## TASK TO CARRY OUT
Count every line that holds the string "mort", then give that number alone.

## EXERCISE DATA

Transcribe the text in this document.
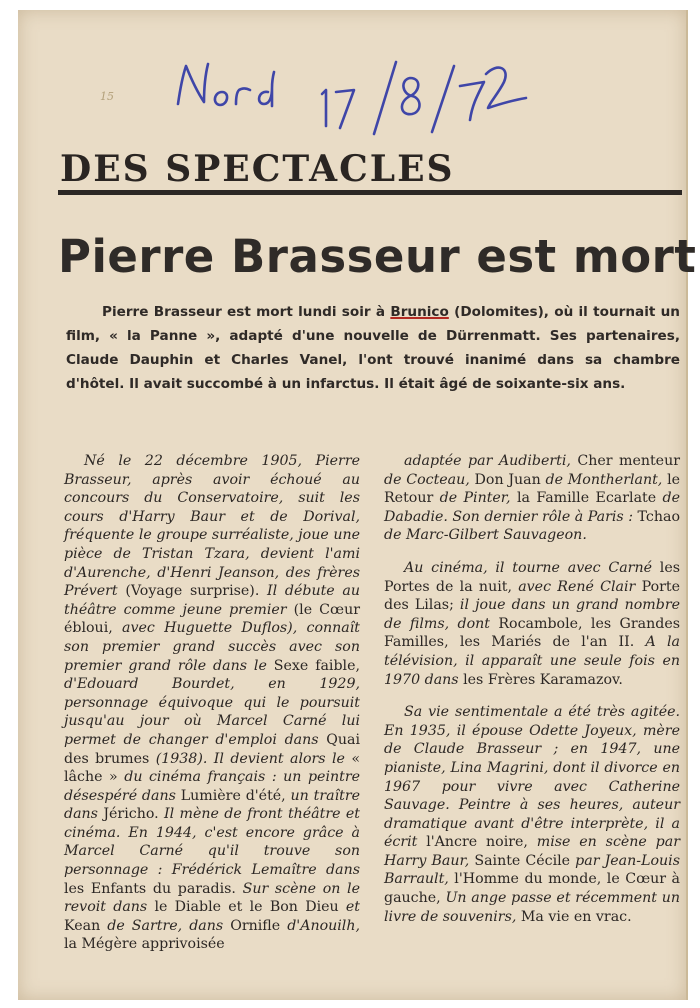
15
DES SPECTACLES
Pierre Brasseur est mort
Pierre Brasseur est mort lundi soir à Brunico (Dolomites), où il tournait un film, « la Panne », adapté d'une nouvelle de Dürrenmatt. Ses partenaires, Claude Dauphin et Charles Vanel, l'ont trouvé inanimé dans sa chambre d'hôtel. Il avait succombé à un infarctus. Il était âgé de soixante-six ans.

Né le 22 décembre 1905, Pierre Brasseur, après avoir échoué au concours du Conservatoire, suit les cours d'Harry Baur et de Dorival, fréquente le groupe surréaliste, joue une pièce de Tristan Tzara, devient l'ami d'Aurenche, d'Henri Jeanson, des frères Prévert (Voyage surprise). Il débute au théâtre comme jeune premier (le Cœur ébloui, avec Huguette Duflos), connaît son premier grand succès avec son premier grand rôle dans le Sexe faible, d'Edouard Bourdet, en 1929, personnage équivoque qui le poursuit jusqu'au jour où Marcel Carné lui permet de changer d'emploi dans Quai des brumes (1938). Il devient alors le « lâche » du cinéma français : un peintre désespéré dans Lumière d'été, un traître dans Jéricho. Il mène de front théâtre et cinéma. En 1944, c'est encore grâce à Marcel Carné qu'il trouve son personnage : Frédérick Lemaître dans les Enfants du paradis. Sur scène on le revoit dans le Diable et le Bon Dieu et Kean de Sartre, dans Ornifle d'Anouilh, la Mégère apprivoisée

adaptée par Audiberti, Cher menteur de Cocteau, Don Juan de Montherlant, le Retour de Pinter, la Famille Ecarlate de Dabadie. Son dernier rôle à Paris : Tchao de Marc-Gilbert Sauvageon.

Au cinéma, il tourne avec Carné les Portes de la nuit, avec René Clair Porte des Lilas; il joue dans un grand nombre de films, dont Rocambole, les Grandes Familles, les Mariés de l'an II. A la télévision, il apparaît une seule fois en 1970 dans les Frères Karamazov.

Sa vie sentimentale a été très agitée. En 1935, il épouse Odette Joyeux, mère de Claude Brasseur ; en 1947, une pianiste, Lina Magrini, dont il divorce en 1967 pour vivre avec Catherine Sauvage. Peintre à ses heures, auteur dramatique avant d'être interprète, il a écrit l'Ancre noire, mise en scène par Harry Baur, Sainte Cécile par Jean-Louis Barrault, l'Homme du monde, le Cœur à gauche, Un ange passe et récemment un livre de souvenirs, Ma vie en vrac.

## SOLVED PROBLEM
2